*What you are asked to do*
Sift the listing for lines that hold the string "represents" and pull them out.

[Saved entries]
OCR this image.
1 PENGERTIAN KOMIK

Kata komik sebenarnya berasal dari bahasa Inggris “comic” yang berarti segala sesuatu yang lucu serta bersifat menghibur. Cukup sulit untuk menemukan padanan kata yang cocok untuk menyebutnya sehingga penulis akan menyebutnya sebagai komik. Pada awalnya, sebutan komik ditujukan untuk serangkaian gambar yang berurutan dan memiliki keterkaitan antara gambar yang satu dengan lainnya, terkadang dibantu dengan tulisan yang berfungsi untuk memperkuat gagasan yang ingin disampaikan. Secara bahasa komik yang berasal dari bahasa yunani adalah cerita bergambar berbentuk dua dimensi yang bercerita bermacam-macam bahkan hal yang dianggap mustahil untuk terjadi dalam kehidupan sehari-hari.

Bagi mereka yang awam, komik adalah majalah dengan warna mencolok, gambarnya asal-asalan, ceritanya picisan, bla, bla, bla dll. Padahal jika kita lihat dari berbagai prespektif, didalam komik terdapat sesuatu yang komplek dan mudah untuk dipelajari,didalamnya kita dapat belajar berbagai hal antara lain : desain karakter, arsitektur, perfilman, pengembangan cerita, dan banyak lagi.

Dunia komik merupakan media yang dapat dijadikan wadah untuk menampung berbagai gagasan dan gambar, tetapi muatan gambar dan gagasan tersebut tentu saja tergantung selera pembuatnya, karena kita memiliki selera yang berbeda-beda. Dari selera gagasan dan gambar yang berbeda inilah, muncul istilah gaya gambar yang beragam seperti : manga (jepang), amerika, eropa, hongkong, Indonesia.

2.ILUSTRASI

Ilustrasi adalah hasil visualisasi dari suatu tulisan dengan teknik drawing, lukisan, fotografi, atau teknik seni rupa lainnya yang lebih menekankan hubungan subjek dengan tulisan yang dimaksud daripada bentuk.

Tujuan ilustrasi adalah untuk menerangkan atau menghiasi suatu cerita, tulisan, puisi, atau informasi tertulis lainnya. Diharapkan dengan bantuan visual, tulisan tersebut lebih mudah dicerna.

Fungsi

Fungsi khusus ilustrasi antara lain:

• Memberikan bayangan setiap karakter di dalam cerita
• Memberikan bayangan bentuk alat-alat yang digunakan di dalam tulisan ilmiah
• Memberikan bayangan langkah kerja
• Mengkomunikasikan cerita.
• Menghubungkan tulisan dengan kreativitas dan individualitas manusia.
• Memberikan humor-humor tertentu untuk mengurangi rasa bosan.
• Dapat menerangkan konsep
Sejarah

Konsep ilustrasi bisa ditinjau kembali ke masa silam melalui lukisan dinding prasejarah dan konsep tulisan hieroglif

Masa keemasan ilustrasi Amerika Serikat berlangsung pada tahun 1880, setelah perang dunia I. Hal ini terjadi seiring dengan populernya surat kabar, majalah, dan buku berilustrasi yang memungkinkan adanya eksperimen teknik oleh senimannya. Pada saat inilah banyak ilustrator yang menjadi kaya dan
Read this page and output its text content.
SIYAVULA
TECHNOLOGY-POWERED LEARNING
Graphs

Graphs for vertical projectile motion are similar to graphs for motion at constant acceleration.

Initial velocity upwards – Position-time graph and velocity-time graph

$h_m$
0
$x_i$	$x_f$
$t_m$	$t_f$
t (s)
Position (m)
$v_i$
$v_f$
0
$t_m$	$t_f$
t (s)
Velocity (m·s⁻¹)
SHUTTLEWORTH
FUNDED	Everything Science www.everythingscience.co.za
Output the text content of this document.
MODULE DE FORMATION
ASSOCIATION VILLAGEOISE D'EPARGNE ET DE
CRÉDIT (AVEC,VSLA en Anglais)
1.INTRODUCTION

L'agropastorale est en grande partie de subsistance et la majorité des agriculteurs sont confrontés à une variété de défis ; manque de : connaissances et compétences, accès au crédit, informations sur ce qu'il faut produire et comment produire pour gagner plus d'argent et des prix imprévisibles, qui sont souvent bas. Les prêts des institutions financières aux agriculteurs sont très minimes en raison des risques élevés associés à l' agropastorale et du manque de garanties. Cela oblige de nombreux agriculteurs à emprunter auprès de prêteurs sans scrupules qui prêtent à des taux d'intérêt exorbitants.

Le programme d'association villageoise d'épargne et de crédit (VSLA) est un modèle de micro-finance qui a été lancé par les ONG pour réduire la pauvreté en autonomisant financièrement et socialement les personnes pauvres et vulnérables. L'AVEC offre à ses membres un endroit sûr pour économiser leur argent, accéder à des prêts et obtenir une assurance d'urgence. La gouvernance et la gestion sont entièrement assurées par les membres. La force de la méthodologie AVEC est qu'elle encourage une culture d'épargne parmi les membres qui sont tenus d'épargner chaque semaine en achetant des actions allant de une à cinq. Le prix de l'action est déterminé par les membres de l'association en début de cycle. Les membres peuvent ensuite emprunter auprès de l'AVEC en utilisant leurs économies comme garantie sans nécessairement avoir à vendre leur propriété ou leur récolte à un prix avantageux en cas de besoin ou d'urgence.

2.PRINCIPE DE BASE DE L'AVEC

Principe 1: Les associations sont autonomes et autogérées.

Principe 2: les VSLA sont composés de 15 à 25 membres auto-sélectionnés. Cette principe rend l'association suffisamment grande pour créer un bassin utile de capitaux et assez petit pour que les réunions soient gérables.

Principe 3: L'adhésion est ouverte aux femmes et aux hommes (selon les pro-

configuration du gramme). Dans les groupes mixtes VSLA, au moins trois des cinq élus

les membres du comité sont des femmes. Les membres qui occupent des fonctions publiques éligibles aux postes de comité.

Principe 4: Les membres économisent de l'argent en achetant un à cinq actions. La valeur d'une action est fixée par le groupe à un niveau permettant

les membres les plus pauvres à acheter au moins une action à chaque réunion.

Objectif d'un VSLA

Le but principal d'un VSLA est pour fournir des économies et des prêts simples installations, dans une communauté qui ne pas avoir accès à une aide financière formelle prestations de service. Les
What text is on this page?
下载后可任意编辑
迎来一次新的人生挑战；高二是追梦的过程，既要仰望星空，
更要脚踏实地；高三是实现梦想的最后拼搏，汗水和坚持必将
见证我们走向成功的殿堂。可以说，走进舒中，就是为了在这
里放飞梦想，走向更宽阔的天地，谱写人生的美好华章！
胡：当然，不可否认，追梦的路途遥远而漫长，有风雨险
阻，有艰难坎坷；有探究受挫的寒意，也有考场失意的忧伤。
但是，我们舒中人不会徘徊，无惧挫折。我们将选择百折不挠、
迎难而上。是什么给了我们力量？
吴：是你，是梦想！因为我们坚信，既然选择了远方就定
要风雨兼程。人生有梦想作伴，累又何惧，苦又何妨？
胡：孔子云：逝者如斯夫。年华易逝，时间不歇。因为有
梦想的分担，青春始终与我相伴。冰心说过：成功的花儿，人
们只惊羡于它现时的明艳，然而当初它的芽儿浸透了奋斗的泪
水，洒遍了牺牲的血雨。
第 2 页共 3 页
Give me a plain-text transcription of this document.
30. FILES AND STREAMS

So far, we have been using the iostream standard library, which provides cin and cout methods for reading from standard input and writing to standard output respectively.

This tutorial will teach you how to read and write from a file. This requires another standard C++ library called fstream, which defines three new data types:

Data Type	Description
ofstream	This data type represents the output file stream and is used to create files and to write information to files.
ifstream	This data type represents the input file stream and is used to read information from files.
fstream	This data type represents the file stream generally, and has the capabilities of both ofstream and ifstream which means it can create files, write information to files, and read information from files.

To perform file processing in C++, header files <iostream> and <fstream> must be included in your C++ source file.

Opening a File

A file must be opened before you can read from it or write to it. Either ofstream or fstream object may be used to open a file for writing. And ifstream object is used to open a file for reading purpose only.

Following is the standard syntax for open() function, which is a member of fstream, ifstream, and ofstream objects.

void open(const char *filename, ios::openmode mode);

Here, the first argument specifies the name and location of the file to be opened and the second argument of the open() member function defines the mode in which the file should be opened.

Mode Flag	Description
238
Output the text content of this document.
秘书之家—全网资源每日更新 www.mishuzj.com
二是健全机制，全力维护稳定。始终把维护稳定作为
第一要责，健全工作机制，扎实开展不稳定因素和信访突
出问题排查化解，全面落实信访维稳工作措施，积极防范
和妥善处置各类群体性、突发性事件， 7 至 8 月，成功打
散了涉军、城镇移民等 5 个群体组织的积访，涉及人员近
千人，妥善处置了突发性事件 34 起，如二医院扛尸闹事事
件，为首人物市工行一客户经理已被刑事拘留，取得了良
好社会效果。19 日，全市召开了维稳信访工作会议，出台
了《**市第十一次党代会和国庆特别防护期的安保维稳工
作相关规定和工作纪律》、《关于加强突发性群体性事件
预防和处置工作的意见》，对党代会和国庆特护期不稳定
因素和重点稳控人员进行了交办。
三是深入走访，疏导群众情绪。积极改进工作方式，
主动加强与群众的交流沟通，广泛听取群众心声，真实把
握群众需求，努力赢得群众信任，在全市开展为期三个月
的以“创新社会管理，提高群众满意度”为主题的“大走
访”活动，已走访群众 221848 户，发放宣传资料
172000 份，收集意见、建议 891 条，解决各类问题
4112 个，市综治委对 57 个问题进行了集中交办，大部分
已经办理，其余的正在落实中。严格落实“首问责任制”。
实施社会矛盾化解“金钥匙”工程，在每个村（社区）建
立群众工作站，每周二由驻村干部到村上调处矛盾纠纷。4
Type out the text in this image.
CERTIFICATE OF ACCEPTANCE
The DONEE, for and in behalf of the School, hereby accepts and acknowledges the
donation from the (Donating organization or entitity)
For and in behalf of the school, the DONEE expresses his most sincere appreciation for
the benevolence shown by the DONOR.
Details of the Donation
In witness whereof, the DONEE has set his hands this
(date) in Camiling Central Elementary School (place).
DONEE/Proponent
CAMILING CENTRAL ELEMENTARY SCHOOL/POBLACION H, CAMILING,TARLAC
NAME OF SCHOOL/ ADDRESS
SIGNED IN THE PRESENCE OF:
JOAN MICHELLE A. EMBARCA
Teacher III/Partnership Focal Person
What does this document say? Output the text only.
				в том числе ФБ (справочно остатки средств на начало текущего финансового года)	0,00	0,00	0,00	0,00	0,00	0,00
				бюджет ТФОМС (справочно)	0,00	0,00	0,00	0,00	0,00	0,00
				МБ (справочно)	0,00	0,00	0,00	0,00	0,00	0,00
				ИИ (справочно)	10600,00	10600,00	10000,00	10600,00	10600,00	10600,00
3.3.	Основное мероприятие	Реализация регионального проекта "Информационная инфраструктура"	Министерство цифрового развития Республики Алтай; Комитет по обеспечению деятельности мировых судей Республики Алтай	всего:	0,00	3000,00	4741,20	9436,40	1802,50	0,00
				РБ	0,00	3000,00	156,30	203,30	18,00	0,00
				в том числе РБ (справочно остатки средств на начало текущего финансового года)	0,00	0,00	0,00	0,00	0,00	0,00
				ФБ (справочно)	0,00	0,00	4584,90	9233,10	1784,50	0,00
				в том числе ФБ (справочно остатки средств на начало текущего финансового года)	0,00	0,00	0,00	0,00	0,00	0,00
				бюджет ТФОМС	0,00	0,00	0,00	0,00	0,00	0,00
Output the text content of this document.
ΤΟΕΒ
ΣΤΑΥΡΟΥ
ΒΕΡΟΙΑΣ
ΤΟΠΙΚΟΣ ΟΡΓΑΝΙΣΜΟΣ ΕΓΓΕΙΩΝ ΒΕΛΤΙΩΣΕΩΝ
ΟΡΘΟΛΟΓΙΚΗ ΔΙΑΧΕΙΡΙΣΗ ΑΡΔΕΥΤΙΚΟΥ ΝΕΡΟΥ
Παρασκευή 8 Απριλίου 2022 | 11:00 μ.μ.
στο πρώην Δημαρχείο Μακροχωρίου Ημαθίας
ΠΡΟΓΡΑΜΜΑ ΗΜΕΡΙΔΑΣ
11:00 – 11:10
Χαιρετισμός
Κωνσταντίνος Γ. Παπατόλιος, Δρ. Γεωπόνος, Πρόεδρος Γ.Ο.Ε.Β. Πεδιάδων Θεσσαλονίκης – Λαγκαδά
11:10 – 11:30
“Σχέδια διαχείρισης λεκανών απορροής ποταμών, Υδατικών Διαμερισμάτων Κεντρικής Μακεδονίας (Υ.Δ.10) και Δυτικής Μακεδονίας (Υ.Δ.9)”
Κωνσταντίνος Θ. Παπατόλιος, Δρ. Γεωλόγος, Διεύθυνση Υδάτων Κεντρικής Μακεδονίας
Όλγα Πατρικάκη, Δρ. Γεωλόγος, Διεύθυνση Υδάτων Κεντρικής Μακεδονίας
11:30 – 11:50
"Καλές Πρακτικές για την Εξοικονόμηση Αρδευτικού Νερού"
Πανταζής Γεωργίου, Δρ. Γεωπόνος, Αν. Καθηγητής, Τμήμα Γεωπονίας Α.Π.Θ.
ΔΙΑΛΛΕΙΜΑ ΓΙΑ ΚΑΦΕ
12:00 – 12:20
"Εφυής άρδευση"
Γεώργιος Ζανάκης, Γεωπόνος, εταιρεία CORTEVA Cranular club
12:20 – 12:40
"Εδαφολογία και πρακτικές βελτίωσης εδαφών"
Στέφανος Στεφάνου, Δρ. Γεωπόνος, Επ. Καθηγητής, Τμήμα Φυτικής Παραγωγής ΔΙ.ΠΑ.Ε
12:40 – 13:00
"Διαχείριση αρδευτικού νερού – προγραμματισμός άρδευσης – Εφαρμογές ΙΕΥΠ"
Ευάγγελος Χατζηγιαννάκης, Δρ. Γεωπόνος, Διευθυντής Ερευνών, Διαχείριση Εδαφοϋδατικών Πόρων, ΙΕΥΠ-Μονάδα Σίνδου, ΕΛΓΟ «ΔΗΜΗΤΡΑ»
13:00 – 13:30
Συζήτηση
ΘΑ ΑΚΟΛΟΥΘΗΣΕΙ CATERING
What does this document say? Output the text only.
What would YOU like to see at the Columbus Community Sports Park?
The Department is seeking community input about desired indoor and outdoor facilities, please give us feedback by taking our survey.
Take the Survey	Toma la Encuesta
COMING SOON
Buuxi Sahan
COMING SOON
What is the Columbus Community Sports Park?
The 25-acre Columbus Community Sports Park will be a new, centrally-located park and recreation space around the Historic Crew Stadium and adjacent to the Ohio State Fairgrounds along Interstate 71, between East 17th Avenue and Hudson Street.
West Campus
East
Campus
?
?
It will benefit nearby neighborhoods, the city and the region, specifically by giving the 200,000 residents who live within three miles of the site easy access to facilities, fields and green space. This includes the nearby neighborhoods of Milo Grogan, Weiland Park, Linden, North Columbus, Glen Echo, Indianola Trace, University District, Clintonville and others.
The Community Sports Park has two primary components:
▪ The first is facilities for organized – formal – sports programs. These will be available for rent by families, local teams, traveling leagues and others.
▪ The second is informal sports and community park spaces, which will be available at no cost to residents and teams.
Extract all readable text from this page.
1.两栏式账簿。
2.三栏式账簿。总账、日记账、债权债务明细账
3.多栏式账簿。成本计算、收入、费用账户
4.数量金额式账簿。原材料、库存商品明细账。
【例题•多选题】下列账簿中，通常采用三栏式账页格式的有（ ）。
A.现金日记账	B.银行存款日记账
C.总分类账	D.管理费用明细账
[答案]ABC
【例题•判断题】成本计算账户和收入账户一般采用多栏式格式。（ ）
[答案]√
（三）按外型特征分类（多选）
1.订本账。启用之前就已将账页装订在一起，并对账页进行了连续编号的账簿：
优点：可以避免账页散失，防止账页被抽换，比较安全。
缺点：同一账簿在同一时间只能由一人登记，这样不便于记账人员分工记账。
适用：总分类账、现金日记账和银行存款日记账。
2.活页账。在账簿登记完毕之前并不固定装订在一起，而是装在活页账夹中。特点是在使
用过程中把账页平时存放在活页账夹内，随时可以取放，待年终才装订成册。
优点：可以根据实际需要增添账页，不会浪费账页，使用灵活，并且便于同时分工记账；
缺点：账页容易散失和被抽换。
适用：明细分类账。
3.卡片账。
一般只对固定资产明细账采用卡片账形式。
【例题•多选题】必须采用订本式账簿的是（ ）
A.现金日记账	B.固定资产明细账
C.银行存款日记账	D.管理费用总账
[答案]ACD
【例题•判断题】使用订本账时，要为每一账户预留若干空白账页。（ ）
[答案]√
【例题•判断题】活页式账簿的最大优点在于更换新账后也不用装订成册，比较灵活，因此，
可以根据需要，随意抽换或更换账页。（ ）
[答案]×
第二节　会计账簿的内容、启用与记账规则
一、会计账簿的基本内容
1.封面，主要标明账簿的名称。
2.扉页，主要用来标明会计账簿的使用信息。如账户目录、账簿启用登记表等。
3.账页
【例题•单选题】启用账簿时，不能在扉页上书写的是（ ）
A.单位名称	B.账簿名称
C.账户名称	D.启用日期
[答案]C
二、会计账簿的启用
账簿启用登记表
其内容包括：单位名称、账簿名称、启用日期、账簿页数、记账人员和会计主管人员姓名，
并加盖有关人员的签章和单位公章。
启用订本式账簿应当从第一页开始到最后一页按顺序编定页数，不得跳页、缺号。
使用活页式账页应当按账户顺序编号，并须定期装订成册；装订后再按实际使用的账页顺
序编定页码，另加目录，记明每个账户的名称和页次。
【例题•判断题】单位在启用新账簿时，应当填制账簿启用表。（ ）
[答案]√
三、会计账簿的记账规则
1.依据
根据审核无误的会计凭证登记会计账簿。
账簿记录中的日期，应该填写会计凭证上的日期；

*Task result*
ofstream	This data type represents the output file stream and is used to create files and to write information to files.
ifstream	This data type represents the input file stream and is used to read information from files.
fstream	This data type represents the file stream generally, and has the capabilities of both ofstream and ifstream which means it can create files, write information to files, and read information from files.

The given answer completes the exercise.